• _REQUIRED TASK_
Omit the images. Copy each entry word for word.

━━━━━ INPUT ━━━━━

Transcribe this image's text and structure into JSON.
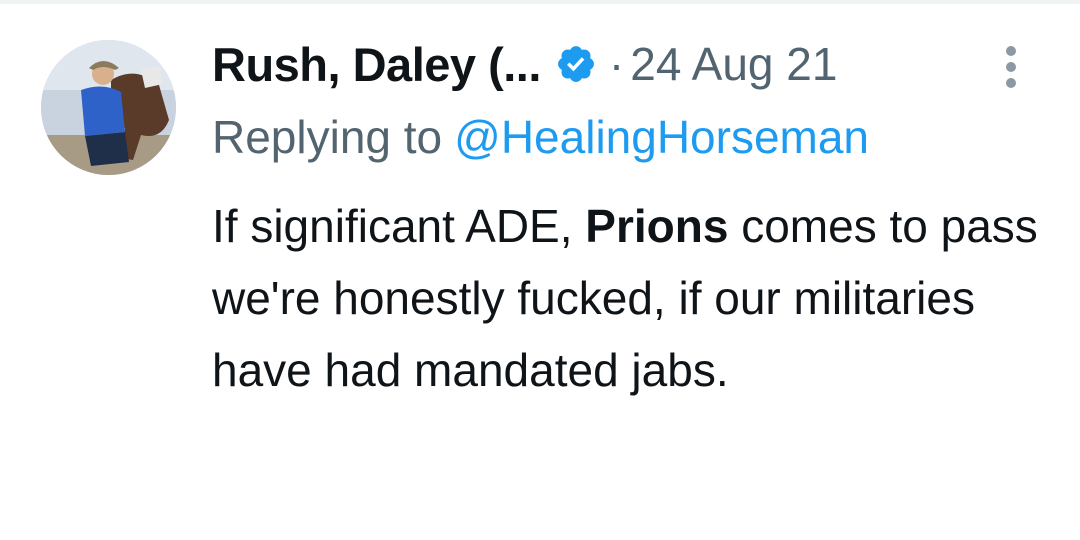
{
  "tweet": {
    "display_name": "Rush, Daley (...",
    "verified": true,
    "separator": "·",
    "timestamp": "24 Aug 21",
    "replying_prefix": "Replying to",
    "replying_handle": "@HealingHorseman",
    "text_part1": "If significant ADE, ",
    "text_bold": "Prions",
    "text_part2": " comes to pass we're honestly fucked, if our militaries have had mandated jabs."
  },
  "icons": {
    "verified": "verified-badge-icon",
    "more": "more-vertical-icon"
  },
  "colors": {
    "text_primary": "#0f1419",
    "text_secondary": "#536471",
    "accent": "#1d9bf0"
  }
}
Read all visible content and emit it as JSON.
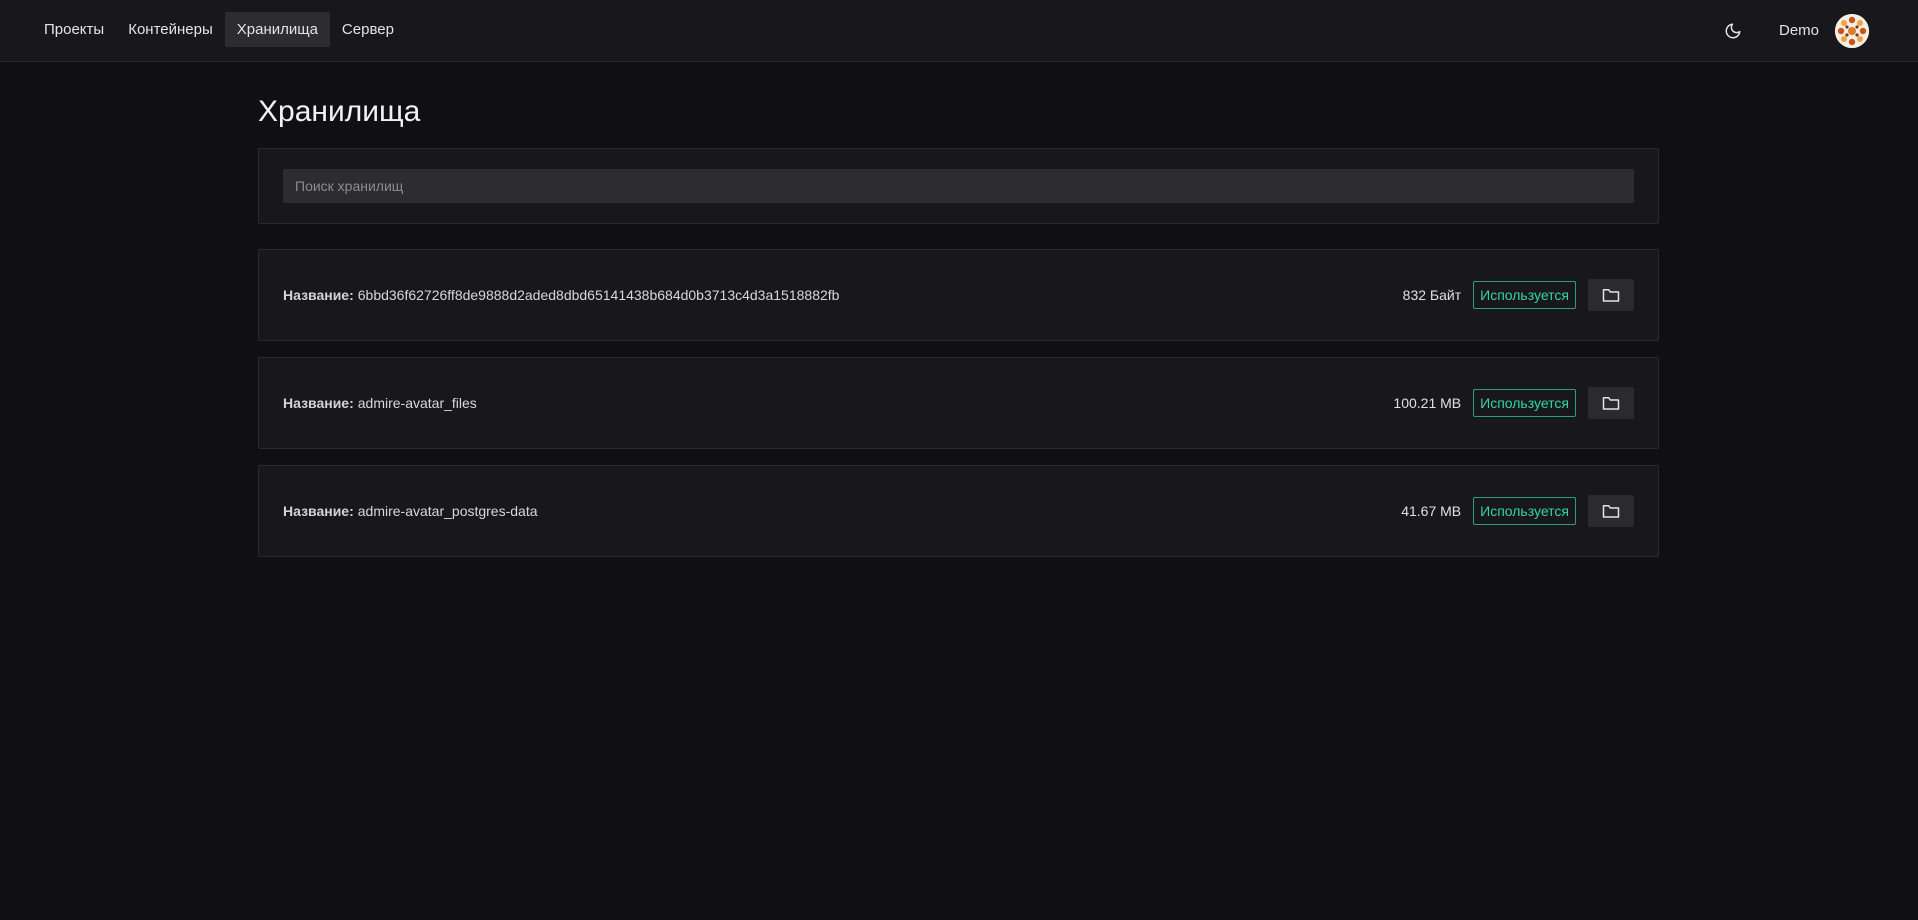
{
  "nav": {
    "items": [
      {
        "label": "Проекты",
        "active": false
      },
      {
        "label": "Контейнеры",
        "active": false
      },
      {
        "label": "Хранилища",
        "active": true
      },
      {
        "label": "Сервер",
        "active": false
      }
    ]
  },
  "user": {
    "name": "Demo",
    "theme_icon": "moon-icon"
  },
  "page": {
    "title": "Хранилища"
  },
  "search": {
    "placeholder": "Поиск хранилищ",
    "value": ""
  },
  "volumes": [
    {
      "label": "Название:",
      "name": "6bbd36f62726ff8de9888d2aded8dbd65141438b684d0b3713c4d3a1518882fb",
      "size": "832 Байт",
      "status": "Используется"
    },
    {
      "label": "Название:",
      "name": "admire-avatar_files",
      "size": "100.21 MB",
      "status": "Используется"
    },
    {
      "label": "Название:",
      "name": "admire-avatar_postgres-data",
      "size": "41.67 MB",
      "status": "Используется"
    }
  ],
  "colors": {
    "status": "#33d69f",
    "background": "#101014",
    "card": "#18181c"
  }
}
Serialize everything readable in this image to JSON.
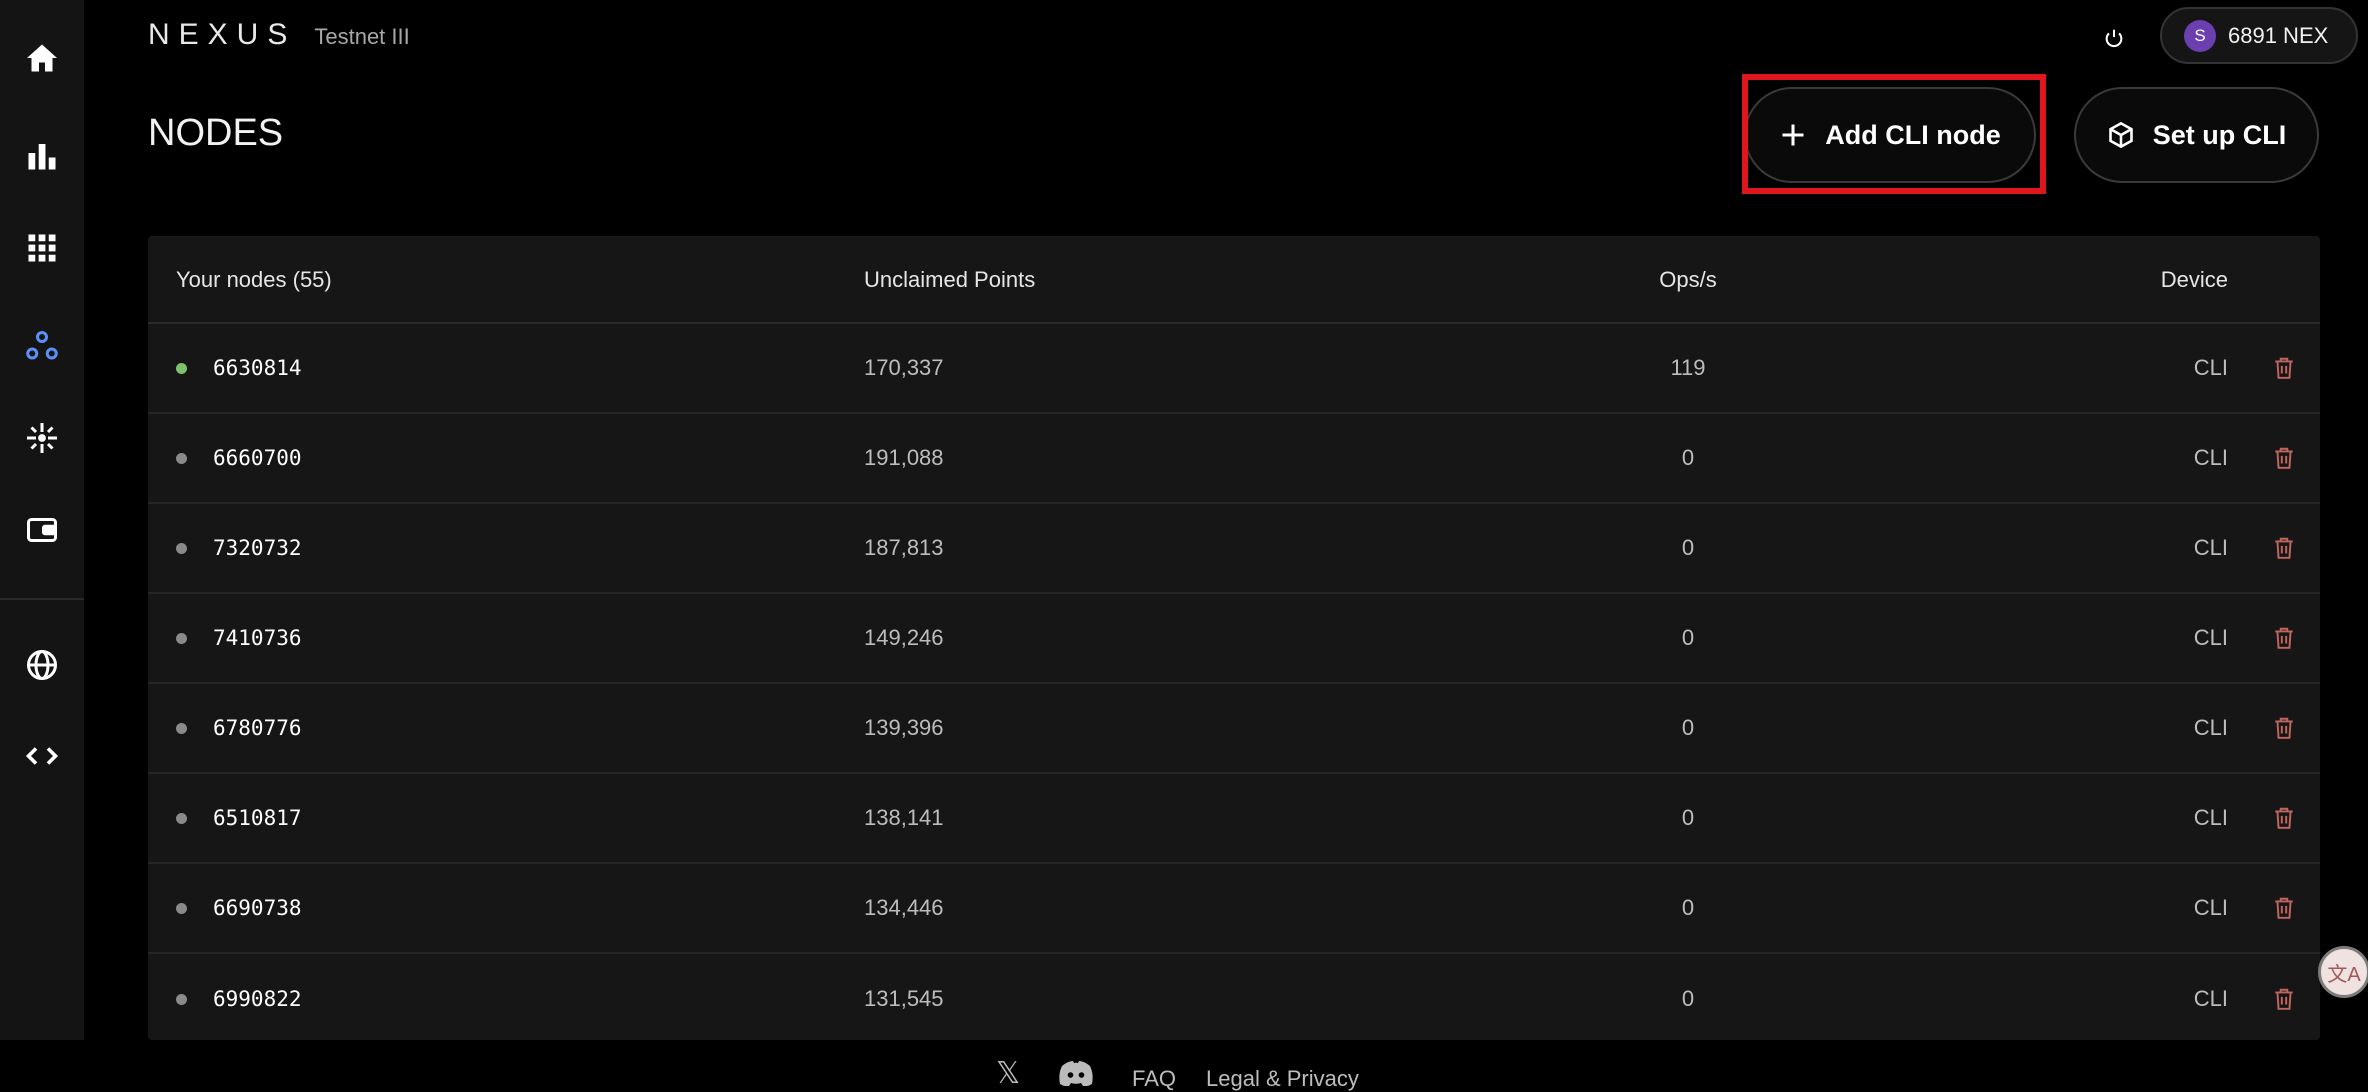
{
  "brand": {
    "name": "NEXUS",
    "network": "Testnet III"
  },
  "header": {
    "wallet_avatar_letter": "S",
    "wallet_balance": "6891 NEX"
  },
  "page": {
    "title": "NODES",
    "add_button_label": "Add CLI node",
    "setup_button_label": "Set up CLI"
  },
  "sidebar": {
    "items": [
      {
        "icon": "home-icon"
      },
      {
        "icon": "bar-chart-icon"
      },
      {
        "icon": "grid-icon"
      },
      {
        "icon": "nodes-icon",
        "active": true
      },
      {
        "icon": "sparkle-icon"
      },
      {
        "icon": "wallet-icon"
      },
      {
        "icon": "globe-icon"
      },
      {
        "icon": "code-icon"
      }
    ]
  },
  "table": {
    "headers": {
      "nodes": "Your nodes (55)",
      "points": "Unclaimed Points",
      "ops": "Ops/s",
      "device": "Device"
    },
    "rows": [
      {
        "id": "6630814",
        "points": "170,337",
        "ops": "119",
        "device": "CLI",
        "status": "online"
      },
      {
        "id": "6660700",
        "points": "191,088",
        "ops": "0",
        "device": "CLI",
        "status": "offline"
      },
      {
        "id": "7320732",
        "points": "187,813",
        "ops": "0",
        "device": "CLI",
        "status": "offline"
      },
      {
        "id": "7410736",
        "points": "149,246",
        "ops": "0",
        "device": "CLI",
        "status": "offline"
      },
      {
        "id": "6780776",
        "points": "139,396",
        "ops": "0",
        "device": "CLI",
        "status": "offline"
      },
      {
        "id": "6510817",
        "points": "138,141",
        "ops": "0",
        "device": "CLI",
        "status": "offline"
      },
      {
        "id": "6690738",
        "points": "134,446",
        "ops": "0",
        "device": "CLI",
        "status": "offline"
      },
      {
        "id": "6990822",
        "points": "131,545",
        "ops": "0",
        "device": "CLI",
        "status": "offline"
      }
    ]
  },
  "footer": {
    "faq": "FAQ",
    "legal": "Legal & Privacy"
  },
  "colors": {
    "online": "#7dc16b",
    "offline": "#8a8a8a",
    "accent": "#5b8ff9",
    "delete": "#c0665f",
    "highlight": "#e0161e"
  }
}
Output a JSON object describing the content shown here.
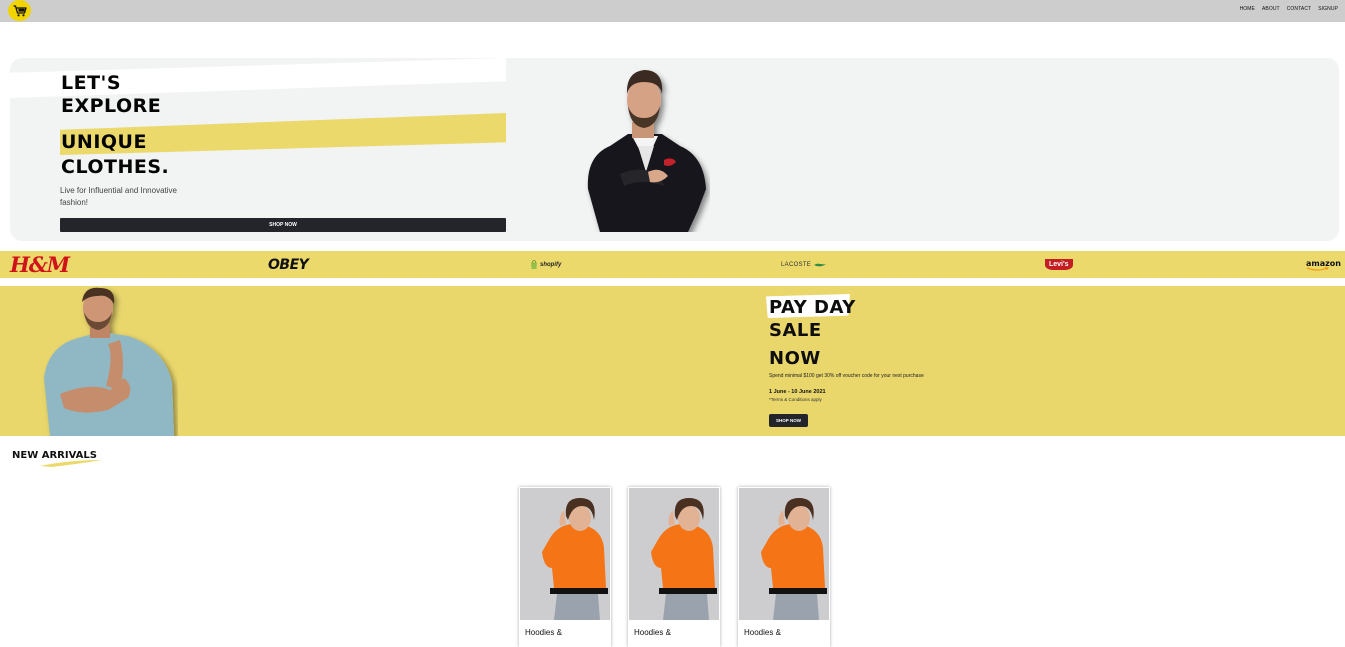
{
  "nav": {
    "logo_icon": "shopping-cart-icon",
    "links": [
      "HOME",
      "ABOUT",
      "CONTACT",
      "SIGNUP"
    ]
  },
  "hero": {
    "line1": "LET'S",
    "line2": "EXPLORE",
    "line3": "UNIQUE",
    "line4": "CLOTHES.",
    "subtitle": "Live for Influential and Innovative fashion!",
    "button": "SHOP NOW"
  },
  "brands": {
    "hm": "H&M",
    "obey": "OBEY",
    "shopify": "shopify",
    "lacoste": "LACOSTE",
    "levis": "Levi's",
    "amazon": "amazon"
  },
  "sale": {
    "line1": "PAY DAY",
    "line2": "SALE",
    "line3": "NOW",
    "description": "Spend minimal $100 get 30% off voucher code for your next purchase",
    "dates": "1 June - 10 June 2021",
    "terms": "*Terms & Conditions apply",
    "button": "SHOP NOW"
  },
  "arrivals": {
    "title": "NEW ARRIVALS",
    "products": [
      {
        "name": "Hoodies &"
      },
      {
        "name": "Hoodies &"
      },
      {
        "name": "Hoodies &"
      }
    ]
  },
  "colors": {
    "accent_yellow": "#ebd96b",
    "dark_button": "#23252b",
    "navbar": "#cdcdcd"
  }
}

━━━━━

• _CORRECT RESULT_
Transcribe this image's text and structure into JSON.
{
  "tweet": {
    "display_name": "Rush, Daley (...",
    "verified": true,
    "separator": "·",
    "timestamp": "24 Aug 21",
    "replying_prefix": "Replying to",
    "replying_handle": "@HealingHorseman",
    "text_part1": "If significant ADE, ",
    "text_bold": "Prions",
    "text_part2": " comes to pass we're honestly fucked, if our militaries have had mandated jabs."
  },
  "icons": {
    "verified": "verified-badge-icon",
    "more": "more-vertical-icon"
  },
  "colors": {
    "text_primary": "#0f1419",
    "text_secondary": "#536471",
    "accent": "#1d9bf0"
  }
}
Read all visible content and emit it as JSON.
{
  "nav": {
    "items": [
      {
        "label": "Проекты",
        "active": false
      },
      {
        "label": "Контейнеры",
        "active": false
      },
      {
        "label": "Хранилища",
        "active": true
      },
      {
        "label": "Сервер",
        "active": false
      }
    ]
  },
  "user": {
    "name": "Demo",
    "theme_icon": "moon-icon"
  },
  "page": {
    "title": "Хранилища"
  },
  "search": {
    "placeholder": "Поиск хранилищ",
    "value": ""
  },
  "volumes": [
    {
      "label": "Название:",
      "name": "6bbd36f62726ff8de9888d2aded8dbd65141438b684d0b3713c4d3a1518882fb",
      "size": "832 Байт",
      "status": "Используется"
    },
    {
      "label": "Название:",
      "name": "admire-avatar_files",
      "size": "100.21 MB",
      "status": "Используется"
    },
    {
      "label": "Название:",
      "name": "admire-avatar_postgres-data",
      "size": "41.67 MB",
      "status": "Используется"
    }
  ],
  "colors": {
    "status": "#33d69f",
    "background": "#101014",
    "card": "#18181c"
  }
}
Serialize everything readable in this image to JSON.
{
  "brand": {
    "name": "NEXUS",
    "network": "Testnet III"
  },
  "header": {
    "wallet_avatar_letter": "S",
    "wallet_balance": "6891 NEX"
  },
  "page": {
    "title": "NODES",
    "add_button_label": "Add CLI node",
    "setup_button_label": "Set up CLI"
  },
  "sidebar": {
    "items": [
      {
        "icon": "home-icon"
      },
      {
        "icon": "bar-chart-icon"
      },
      {
        "icon": "grid-icon"
      },
      {
        "icon": "nodes-icon",
        "active": true
      },
      {
        "icon": "sparkle-icon"
      },
      {
        "icon": "wallet-icon"
      },
      {
        "icon": "globe-icon"
      },
      {
        "icon": "code-icon"
      }
    ]
  },
  "table": {
    "headers": {
      "nodes": "Your nodes (55)",
      "points": "Unclaimed Points",
      "ops": "Ops/s",
      "device": "Device"
    },
    "rows": [
      {
        "id": "6630814",
        "points": "170,337",
        "ops": "119",
        "device": "CLI",
        "status": "online"
      },
      {
        "id": "6660700",
        "points": "191,088",
        "ops": "0",
        "device": "CLI",
        "status": "offline"
      },
      {
        "id": "7320732",
        "points": "187,813",
        "ops": "0",
        "device": "CLI",
        "status": "offline"
      },
      {
        "id": "7410736",
        "points": "149,246",
        "ops": "0",
        "device": "CLI",
        "status": "offline"
      },
      {
        "id": "6780776",
        "points": "139,396",
        "ops": "0",
        "device": "CLI",
        "status": "offline"
      },
      {
        "id": "6510817",
        "points": "138,141",
        "ops": "0",
        "device": "CLI",
        "status": "offline"
      },
      {
        "id": "6690738",
        "points": "134,446",
        "ops": "0",
        "device": "CLI",
        "status": "offline"
      },
      {
        "id": "6990822",
        "points": "131,545",
        "ops": "0",
        "device": "CLI",
        "status": "offline"
      }
    ]
  },
  "footer": {
    "faq": "FAQ",
    "legal": "Legal & Privacy"
  },
  "colors": {
    "online": "#7dc16b",
    "offline": "#8a8a8a",
    "accent": "#5b8ff9",
    "delete": "#c0665f",
    "highlight": "#e0161e"
  }
}
Output a JSON object describing the content shown here.
{
  "nav": {
    "logo_icon": "shopping-cart-icon",
    "links": [
      "HOME",
      "ABOUT",
      "CONTACT",
      "SIGNUP"
    ]
  },
  "hero": {
    "line1": "LET'S",
    "line2": "EXPLORE",
    "line3": "UNIQUE",
    "line4": "CLOTHES.",
    "subtitle": "Live for Influential and Innovative fashion!",
    "button": "SHOP NOW"
  },
  "brands": {
    "hm": "H&M",
    "obey": "OBEY",
    "shopify": "shopify",
    "lacoste": "LACOSTE",
    "levis": "Levi's",
    "amazon": "amazon"
  },
  "sale": {
    "line1": "PAY DAY",
    "line2": "SALE",
    "line3": "NOW",
    "description": "Spend minimal $100 get 30% off voucher code for your next purchase",
    "dates": "1 June - 10 June 2021",
    "terms": "*Terms & Conditions apply",
    "button": "SHOP NOW"
  },
  "arrivals": {
    "title": "NEW ARRIVALS",
    "products": [
      {
        "name": "Hoodies &"
      },
      {
        "name": "Hoodies &"
      },
      {
        "name": "Hoodies &"
      }
    ]
  },
  "colors": {
    "accent_yellow": "#ebd96b",
    "dark_button": "#23252b",
    "navbar": "#cdcdcd"
  }
}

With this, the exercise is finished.